- **WHAT IS EXPECTED**
Reproduce the records unchanged, starting at their first line and stopping after the line that contains "trace-line [50, 1182, 770, 1237]".

****************

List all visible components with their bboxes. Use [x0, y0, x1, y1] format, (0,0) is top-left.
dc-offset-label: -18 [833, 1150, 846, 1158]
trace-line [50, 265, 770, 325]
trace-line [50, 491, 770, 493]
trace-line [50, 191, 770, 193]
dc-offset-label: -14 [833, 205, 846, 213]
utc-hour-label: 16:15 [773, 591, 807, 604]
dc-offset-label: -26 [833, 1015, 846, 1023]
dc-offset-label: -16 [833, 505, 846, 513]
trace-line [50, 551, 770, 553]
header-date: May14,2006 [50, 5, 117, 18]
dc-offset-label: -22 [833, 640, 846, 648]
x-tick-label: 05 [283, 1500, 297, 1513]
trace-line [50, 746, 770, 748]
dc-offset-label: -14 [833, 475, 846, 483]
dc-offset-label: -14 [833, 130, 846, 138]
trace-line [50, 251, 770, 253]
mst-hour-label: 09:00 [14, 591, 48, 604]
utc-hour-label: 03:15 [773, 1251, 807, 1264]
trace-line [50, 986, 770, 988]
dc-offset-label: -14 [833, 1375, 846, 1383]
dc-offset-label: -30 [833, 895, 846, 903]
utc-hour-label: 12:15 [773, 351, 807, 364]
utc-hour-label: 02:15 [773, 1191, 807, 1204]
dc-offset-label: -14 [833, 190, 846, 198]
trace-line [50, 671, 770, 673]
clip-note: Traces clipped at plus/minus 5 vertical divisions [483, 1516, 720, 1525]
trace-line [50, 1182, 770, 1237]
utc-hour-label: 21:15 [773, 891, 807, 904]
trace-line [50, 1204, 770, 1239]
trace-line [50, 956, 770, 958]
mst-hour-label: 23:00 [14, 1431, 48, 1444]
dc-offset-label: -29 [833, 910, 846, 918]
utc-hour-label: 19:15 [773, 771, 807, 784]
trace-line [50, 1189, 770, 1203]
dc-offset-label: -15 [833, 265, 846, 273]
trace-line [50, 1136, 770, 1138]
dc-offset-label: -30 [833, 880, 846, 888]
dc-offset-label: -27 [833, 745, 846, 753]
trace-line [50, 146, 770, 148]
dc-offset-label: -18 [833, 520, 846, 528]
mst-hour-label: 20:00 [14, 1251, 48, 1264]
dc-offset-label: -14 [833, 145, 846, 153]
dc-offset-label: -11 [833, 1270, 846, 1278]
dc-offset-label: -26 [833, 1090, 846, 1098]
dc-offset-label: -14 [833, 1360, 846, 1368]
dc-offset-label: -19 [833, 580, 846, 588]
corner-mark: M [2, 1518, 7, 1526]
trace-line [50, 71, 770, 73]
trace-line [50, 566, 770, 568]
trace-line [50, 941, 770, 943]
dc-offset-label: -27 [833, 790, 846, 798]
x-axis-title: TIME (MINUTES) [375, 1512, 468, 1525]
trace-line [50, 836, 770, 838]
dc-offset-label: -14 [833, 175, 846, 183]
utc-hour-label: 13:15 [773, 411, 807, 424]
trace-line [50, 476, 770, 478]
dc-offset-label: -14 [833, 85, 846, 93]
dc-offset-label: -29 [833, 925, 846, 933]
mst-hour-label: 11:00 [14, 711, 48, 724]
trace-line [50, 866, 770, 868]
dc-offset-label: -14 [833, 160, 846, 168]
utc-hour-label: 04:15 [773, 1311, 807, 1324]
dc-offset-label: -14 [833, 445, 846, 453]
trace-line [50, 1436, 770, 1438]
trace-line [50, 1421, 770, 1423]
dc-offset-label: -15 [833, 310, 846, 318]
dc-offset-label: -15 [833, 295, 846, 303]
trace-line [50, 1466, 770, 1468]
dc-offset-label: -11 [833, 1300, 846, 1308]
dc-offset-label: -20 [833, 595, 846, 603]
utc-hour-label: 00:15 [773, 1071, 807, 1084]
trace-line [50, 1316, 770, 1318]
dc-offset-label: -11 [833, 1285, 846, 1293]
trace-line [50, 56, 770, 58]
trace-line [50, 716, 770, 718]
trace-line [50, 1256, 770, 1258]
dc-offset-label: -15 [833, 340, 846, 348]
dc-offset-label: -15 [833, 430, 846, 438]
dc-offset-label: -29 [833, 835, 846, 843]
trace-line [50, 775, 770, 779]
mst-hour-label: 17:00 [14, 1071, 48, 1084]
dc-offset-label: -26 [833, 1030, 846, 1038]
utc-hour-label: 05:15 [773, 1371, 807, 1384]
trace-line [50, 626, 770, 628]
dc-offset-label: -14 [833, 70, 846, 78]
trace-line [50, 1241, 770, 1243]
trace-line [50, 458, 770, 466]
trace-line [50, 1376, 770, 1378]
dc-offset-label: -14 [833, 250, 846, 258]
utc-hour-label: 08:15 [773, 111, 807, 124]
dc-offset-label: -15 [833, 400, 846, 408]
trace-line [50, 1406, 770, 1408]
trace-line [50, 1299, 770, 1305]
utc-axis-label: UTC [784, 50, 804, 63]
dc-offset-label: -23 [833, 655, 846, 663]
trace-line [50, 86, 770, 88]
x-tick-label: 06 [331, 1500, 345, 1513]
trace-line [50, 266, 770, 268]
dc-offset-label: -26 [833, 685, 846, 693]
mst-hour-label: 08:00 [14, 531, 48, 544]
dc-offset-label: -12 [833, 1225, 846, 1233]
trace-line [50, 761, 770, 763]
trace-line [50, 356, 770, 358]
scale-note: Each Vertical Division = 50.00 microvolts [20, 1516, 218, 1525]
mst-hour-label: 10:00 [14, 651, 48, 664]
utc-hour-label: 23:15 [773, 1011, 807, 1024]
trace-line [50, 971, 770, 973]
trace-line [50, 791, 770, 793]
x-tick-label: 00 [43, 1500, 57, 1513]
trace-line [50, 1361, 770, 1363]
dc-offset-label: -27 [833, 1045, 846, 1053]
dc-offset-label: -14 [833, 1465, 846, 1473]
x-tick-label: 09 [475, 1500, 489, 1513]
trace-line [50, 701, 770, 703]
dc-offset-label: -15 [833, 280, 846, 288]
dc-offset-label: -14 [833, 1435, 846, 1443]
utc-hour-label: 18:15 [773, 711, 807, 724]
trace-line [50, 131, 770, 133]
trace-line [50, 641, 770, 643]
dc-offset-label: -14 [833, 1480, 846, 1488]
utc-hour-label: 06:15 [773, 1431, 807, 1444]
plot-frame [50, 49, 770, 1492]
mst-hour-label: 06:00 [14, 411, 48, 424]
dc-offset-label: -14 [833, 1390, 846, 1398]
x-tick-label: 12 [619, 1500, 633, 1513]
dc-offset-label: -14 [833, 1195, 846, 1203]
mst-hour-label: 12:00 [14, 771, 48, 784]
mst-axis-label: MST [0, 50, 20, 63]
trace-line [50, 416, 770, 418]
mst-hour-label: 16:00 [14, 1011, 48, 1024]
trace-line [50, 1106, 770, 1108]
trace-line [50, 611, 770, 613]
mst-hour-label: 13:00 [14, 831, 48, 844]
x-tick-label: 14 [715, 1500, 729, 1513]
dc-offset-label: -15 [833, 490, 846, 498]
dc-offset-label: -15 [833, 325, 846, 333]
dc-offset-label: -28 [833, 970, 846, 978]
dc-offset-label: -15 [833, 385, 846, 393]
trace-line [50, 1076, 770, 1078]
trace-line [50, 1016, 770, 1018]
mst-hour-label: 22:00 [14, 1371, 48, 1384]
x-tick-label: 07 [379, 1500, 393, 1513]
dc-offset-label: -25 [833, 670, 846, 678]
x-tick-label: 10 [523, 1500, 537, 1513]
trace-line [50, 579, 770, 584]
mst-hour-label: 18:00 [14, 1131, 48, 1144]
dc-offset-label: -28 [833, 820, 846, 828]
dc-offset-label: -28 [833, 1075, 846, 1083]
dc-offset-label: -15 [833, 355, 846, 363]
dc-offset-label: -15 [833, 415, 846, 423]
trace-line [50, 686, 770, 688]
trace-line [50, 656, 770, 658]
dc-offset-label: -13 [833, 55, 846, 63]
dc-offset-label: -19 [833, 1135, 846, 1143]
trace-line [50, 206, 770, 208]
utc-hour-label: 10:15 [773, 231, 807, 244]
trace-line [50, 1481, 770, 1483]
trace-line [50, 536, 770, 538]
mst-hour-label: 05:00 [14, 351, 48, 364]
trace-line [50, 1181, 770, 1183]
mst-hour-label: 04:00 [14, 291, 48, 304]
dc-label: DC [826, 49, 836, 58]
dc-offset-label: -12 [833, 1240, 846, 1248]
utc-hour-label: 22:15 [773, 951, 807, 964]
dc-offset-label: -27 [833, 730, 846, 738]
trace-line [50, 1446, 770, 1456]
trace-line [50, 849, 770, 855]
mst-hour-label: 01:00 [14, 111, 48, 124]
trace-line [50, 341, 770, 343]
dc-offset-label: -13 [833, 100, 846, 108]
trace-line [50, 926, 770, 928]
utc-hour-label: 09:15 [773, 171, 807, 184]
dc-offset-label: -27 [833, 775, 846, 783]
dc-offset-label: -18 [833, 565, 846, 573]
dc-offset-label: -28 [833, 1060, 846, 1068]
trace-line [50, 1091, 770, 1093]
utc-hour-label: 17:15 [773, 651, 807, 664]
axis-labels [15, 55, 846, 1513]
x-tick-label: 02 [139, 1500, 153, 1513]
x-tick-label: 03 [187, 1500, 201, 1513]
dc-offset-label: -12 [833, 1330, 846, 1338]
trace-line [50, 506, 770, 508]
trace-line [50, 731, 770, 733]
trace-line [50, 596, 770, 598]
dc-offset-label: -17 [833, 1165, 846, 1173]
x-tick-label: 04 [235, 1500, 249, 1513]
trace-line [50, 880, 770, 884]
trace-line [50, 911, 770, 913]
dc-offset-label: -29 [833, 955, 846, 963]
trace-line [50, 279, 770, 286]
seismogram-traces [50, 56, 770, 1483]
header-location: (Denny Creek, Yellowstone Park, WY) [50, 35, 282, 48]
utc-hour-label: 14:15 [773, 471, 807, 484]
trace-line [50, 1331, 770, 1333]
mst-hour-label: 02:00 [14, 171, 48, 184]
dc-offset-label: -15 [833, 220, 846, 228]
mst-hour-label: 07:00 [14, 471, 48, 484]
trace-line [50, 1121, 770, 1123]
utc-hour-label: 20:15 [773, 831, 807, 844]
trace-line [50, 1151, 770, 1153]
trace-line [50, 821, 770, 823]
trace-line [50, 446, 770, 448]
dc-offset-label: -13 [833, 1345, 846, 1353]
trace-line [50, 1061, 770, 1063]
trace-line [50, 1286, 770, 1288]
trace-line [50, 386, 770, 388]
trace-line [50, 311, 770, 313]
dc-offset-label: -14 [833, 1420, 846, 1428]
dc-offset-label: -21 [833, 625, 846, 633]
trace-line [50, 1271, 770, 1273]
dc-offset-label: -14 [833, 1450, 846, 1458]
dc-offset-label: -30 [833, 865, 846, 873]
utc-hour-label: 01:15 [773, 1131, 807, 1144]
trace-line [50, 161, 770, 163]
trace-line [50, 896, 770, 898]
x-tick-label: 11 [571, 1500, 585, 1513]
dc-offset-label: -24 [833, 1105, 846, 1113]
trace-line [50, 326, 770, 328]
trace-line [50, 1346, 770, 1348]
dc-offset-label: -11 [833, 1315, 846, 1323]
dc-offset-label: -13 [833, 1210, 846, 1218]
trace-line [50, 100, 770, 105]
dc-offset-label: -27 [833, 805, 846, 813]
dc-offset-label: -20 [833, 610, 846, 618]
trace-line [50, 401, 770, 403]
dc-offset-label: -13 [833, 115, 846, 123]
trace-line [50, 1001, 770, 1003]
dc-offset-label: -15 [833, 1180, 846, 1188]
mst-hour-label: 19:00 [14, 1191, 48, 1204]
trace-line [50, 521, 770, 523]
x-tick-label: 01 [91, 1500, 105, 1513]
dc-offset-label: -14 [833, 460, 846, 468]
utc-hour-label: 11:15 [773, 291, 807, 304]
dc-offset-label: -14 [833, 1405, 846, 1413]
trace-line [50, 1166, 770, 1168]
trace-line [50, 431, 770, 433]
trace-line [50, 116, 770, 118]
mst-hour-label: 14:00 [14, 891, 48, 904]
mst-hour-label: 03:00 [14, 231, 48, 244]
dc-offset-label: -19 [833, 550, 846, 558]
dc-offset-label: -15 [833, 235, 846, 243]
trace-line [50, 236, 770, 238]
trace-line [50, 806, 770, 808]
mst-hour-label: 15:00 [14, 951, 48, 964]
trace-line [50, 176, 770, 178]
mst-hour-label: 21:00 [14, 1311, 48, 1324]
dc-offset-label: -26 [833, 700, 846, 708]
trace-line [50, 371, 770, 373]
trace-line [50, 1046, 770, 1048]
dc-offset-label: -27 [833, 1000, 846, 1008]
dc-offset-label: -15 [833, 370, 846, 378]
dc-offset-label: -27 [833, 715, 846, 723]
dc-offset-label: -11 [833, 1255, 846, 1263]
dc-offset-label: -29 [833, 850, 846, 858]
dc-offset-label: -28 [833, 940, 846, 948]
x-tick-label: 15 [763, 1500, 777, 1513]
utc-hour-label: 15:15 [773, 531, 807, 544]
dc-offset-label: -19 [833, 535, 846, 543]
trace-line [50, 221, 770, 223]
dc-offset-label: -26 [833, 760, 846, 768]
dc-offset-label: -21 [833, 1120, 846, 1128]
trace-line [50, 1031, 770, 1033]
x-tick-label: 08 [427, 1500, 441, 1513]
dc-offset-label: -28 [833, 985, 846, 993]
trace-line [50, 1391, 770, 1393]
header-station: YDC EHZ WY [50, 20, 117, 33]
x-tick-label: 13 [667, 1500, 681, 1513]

****************

- **CORRECT RESPONSE**
List all visible components with their bboxes. Use [x0, y0, x1, y1] format, (0,0) is top-left.
dc-offset-label: -18 [833, 1150, 846, 1158]
trace-line [50, 265, 770, 325]
trace-line [50, 491, 770, 493]
trace-line [50, 191, 770, 193]
dc-offset-label: -14 [833, 205, 846, 213]
utc-hour-label: 16:15 [773, 591, 807, 604]
dc-offset-label: -26 [833, 1015, 846, 1023]
dc-offset-label: -16 [833, 505, 846, 513]
trace-line [50, 551, 770, 553]
header-date: May14,2006 [50, 5, 117, 18]
dc-offset-label: -22 [833, 640, 846, 648]
x-tick-label: 05 [283, 1500, 297, 1513]
trace-line [50, 746, 770, 748]
dc-offset-label: -14 [833, 475, 846, 483]
dc-offset-label: -14 [833, 130, 846, 138]
trace-line [50, 251, 770, 253]
mst-hour-label: 09:00 [14, 591, 48, 604]
utc-hour-label: 03:15 [773, 1251, 807, 1264]
trace-line [50, 986, 770, 988]
dc-offset-label: -14 [833, 1375, 846, 1383]
dc-offset-label: -30 [833, 895, 846, 903]
utc-hour-label: 12:15 [773, 351, 807, 364]
utc-hour-label: 02:15 [773, 1191, 807, 1204]
dc-offset-label: -14 [833, 190, 846, 198]
trace-line [50, 671, 770, 673]
clip-note: Traces clipped at plus/minus 5 vertical divisions [483, 1516, 720, 1525]
trace-line [50, 1182, 770, 1237]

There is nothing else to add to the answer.